Stored records:

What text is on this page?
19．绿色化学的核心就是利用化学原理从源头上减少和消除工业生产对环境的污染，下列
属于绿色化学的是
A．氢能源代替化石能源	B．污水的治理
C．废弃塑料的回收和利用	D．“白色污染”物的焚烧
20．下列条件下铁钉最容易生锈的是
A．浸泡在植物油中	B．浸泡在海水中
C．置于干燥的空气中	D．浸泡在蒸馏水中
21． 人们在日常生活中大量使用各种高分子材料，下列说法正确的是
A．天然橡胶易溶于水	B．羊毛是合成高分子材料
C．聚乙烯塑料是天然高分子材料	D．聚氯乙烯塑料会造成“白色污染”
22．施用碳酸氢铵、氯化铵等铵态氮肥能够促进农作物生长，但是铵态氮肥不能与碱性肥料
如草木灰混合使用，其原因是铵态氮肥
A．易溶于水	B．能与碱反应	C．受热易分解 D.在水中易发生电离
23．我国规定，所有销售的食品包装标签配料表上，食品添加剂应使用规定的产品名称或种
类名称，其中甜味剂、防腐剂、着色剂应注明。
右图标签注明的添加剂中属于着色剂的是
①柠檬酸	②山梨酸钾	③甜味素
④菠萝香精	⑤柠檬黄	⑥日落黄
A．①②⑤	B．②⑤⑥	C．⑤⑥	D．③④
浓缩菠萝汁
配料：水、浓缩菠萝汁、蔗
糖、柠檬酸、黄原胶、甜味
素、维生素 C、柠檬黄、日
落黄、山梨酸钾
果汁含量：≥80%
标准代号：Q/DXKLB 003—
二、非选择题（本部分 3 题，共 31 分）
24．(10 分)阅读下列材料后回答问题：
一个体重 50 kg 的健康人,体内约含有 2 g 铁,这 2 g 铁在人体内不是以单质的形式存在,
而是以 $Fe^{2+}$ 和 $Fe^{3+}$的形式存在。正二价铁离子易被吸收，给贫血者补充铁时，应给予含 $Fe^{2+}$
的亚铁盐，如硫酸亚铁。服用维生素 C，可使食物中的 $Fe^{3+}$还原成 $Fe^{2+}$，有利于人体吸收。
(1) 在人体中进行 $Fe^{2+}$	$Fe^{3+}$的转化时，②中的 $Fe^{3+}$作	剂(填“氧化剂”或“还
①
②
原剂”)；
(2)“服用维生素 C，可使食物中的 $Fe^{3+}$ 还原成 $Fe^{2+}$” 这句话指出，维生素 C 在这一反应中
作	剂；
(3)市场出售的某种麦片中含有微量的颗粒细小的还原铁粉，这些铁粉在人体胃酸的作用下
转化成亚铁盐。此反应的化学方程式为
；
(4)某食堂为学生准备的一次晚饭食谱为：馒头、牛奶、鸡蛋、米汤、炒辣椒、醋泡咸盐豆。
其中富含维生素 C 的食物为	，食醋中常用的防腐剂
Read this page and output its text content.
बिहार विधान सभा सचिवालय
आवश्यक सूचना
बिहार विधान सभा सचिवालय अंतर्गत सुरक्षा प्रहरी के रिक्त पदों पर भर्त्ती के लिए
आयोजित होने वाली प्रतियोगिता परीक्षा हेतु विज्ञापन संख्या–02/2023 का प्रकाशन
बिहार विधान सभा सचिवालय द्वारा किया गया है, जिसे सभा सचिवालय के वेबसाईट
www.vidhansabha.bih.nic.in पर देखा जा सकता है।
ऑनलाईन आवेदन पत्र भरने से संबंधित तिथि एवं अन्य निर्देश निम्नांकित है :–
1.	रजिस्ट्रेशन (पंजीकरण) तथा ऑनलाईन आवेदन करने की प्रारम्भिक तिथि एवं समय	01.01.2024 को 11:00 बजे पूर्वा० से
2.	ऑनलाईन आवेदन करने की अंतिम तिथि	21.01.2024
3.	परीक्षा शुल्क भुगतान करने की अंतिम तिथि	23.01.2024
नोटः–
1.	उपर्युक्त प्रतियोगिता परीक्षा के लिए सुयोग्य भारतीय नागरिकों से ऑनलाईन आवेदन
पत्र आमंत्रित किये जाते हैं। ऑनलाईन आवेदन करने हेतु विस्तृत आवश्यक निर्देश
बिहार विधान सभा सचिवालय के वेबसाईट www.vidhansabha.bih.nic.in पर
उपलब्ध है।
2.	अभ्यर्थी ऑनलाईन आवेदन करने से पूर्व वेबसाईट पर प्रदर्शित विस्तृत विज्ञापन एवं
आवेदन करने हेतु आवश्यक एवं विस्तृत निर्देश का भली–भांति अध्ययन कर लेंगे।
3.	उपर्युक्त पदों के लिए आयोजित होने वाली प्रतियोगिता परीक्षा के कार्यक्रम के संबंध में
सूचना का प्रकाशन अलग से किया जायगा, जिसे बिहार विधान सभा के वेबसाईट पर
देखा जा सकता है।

### Request
Pull every line holding "白色污染" out of the records.

### Result of this exercise
C．废弃塑料的回收和利用	D．“白色污染”物的焚烧
C．聚乙烯塑料是天然高分子材料	D．聚氯乙烯塑料会造成“白色污染”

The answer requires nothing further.